**Directions:** Each line in the entries below that holds the string "nebo" is to be listed.

### Supplied information ###

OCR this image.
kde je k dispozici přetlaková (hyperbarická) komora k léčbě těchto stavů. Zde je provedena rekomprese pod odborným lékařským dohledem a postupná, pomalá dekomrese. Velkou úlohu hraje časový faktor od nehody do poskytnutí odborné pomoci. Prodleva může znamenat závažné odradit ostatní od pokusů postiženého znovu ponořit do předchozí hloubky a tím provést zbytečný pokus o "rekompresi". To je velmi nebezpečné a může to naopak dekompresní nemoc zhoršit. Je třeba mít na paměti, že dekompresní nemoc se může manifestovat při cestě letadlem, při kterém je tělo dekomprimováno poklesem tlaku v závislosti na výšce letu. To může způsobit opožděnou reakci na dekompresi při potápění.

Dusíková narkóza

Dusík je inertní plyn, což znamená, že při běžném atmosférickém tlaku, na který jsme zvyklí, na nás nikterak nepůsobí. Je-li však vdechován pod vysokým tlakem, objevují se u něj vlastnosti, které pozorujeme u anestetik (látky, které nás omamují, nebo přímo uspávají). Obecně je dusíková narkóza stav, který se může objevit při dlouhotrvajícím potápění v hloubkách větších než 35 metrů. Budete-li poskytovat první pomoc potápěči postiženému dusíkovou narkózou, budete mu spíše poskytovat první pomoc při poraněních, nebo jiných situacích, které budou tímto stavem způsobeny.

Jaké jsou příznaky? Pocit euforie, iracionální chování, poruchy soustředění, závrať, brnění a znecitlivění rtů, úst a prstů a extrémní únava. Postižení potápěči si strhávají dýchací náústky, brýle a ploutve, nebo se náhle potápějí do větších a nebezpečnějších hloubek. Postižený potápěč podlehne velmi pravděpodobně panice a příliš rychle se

###

**Task result:**
Dusík je inertní plyn, což znamená, že při běžném atmosférickém tlaku, na který jsme zvyklí, na nás nikterak nepůsobí. Je-li však vdechován pod vysokým tlakem, objevují se u něj vlastnosti, které pozorujeme u anestetik (látky, které nás omamují, nebo přímo uspávají). Obecně je dusíková narkóza stav, který se může objevit při dlouhotrvajícím potápění v hloubkách větších než 35 metrů. Budete-li poskytovat první pomoc potápěči postiženému dusíkovou narkózou, budete mu spíše poskytovat první pomoc při poraněních, nebo jiných situacích, které budou tímto stavem způsobeny.
Jaké jsou příznaky? Pocit euforie, iracionální chování, poruchy soustředění, závrať, brnění a znecitlivění rtů, úst a prstů a extrémní únava. Postižení potápěči si strhávají dýchací náústky, brýle a ploutve, nebo se náhle potápějí do větších a nebezpečnějších hloubek. Postižený potápěč podlehne velmi pravděpodobně panice a příliš rychle se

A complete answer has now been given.